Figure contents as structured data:
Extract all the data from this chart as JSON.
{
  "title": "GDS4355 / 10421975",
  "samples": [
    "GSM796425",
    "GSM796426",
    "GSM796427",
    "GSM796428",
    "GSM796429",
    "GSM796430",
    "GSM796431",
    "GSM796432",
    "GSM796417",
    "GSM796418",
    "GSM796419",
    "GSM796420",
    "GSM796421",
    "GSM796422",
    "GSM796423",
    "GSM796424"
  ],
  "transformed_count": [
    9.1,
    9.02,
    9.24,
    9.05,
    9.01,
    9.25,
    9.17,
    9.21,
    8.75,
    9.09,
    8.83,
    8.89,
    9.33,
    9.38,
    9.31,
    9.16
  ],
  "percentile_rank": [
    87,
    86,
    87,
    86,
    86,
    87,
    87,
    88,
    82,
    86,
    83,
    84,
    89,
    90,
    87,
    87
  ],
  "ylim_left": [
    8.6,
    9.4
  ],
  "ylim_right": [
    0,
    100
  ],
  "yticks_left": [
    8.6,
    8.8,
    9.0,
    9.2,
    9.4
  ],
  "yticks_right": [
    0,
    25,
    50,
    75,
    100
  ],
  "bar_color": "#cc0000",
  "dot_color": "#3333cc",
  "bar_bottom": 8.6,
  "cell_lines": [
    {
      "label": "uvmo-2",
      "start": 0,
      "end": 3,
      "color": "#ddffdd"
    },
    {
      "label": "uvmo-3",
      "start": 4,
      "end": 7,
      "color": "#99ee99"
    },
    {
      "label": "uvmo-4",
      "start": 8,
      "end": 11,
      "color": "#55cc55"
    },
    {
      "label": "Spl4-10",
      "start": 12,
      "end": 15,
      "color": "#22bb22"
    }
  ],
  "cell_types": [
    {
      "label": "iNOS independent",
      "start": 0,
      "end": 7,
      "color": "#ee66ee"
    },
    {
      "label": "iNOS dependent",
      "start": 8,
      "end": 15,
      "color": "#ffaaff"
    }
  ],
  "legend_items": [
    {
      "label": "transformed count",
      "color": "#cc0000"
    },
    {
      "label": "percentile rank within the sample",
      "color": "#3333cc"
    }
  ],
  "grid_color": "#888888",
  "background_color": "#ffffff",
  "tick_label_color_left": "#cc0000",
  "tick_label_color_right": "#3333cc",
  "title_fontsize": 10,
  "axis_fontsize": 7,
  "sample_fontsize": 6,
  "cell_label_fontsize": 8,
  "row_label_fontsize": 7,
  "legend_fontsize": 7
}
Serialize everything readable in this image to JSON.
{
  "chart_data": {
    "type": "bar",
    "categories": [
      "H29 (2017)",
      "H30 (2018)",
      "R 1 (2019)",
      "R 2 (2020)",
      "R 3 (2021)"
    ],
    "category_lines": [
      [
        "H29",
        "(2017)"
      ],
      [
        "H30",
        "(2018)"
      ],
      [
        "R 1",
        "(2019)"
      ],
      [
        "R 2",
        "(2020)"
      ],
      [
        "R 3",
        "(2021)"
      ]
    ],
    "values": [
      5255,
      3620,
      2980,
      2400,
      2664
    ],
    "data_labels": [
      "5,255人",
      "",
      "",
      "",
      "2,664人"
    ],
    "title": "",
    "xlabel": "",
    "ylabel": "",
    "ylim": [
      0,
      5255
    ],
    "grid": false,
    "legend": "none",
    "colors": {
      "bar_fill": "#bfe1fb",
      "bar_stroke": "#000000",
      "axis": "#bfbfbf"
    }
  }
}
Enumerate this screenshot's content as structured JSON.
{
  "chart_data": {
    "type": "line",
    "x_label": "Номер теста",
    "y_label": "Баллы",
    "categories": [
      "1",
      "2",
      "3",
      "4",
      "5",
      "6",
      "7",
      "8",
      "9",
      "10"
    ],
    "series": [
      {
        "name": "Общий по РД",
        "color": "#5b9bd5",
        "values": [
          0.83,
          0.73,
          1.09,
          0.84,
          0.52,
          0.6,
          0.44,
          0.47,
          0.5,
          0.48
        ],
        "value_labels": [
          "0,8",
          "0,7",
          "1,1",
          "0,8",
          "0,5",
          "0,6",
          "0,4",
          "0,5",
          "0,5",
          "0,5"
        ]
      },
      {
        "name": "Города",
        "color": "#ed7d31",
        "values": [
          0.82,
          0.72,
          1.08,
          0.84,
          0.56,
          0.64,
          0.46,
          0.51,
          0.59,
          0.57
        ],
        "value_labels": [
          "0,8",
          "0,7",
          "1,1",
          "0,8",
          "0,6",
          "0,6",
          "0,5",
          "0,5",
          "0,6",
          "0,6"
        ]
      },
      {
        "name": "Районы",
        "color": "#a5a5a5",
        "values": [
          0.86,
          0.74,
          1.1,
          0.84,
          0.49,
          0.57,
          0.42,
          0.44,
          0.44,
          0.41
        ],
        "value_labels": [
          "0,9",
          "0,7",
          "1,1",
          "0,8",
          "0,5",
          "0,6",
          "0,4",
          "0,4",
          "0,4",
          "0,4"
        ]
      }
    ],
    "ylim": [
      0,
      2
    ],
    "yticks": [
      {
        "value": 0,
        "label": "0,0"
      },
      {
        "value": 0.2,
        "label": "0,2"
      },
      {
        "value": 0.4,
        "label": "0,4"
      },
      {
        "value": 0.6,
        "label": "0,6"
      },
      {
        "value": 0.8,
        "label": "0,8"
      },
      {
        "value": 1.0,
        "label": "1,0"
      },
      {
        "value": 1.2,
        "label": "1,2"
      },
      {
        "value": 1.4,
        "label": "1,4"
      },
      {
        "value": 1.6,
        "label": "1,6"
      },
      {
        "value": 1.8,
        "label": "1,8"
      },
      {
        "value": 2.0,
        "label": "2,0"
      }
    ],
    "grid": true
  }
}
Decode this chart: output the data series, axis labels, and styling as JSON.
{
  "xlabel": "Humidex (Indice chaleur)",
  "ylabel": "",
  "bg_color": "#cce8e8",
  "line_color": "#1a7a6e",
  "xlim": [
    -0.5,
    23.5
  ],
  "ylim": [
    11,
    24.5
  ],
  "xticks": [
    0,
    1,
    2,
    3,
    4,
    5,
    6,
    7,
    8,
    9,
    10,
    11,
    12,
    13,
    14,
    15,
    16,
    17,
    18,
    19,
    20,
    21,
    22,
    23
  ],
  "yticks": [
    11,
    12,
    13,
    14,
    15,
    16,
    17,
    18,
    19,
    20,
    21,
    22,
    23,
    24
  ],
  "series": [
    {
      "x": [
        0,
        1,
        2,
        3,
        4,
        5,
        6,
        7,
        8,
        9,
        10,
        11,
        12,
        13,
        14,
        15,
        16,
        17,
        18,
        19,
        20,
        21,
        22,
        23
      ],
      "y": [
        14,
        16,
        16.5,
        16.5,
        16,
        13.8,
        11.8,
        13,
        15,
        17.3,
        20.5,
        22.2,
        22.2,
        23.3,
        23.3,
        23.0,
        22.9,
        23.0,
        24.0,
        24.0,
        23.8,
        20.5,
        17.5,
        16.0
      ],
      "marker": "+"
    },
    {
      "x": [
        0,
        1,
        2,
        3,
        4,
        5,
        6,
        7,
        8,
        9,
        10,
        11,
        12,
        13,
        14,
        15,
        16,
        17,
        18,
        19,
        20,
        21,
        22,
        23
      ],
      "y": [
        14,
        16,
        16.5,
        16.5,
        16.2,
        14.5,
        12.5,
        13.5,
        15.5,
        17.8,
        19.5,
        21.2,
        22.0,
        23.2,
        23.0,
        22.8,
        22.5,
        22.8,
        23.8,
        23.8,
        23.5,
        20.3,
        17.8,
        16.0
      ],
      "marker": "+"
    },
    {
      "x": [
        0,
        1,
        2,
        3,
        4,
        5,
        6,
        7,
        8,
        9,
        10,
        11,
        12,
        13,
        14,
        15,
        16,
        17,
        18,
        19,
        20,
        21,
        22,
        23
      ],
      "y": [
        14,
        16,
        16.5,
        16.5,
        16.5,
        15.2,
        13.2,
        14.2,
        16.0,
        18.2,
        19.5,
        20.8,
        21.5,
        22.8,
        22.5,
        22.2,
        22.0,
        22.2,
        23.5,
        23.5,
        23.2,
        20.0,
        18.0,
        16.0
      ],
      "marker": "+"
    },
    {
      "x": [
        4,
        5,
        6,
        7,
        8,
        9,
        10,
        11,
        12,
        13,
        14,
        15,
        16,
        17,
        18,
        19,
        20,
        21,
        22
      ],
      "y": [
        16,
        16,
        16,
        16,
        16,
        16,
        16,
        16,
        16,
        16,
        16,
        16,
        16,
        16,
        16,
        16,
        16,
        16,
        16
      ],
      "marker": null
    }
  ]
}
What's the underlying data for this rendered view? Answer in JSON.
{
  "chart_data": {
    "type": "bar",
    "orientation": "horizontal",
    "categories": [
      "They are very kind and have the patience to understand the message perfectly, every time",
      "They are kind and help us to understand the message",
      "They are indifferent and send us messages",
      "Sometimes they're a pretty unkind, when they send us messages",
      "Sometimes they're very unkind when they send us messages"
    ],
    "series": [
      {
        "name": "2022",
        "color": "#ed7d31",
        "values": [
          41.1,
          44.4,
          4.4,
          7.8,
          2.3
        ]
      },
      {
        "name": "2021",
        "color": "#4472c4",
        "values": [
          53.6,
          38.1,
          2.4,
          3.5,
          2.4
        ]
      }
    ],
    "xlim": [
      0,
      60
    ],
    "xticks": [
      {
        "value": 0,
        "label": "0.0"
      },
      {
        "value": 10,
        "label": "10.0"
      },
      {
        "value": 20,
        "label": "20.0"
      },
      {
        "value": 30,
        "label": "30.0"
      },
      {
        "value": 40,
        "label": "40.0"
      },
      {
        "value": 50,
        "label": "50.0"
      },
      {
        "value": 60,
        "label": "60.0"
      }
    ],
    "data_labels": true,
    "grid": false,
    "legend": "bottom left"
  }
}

What is expected: Take the line that contains "What's the underlying" and every line after it through the end of the listing above, and repeat them exactly.

The response:
What's the underlying data for this rendered view? Answer in JSON.
{
  "chart_data": {
    "type": "bar",
    "orientation": "horizontal",
    "categories": [
      "They are very kind and have the patience to understand the message perfectly, every time",
      "They are kind and help us to understand the message",
      "They are indifferent and send us messages",
      "Sometimes they're a pretty unkind, when they send us messages",
      "Sometimes they're very unkind when they send us messages"
    ],
    "series": [
      {
        "name": "2022",
        "color": "#ed7d31",
        "values": [
          41.1,
          44.4,
          4.4,
          7.8,
          2.3
        ]
      },
      {
        "name": "2021",
        "color": "#4472c4",
        "values": [
          53.6,
          38.1,
          2.4,
          3.5,
          2.4
        ]
      }
    ],
    "xlim": [
      0,
      60
    ],
    "xticks": [
      {
        "value": 0,
        "label": "0.0"
      },
      {
        "value": 10,
        "label": "10.0"
      },
      {
        "value": 20,
        "label": "20.0"
      },
      {
        "value": 30,
        "label": "30.0"
      },
      {
        "value": 40,
        "label": "40.0"
      },
      {
        "value": 50,
        "label": "50.0"
      },
      {
        "value": 60,
        "label": "60.0"
      }
    ],
    "data_labels": true,
    "grid": false,
    "legend": "bottom left"
  }
}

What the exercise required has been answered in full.